- TASK DATA -
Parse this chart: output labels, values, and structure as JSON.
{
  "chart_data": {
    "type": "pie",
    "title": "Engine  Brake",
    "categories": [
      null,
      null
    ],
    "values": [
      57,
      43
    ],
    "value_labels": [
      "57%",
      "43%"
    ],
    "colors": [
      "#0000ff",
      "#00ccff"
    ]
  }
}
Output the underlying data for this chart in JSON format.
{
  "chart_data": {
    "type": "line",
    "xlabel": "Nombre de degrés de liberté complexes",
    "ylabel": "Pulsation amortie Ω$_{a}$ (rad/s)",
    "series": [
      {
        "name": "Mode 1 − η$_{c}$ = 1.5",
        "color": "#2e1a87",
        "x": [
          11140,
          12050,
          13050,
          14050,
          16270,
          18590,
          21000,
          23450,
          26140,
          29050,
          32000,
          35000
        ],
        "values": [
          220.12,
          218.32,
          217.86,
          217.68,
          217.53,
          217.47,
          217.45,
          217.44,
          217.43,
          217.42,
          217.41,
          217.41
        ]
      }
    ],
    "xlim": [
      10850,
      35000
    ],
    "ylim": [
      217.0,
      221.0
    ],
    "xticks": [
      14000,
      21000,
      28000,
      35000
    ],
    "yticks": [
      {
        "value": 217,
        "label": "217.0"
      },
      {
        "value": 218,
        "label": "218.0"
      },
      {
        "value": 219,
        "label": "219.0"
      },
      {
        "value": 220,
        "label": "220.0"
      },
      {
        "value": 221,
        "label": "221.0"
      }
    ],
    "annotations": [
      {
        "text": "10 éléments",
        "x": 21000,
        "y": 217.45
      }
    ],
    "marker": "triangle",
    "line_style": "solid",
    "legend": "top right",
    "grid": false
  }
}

- WORK TO COMPLETE -
Among the lines above, determine how many hold the word "this"; report the figure alone.

- WRITTEN RESPONSE -
2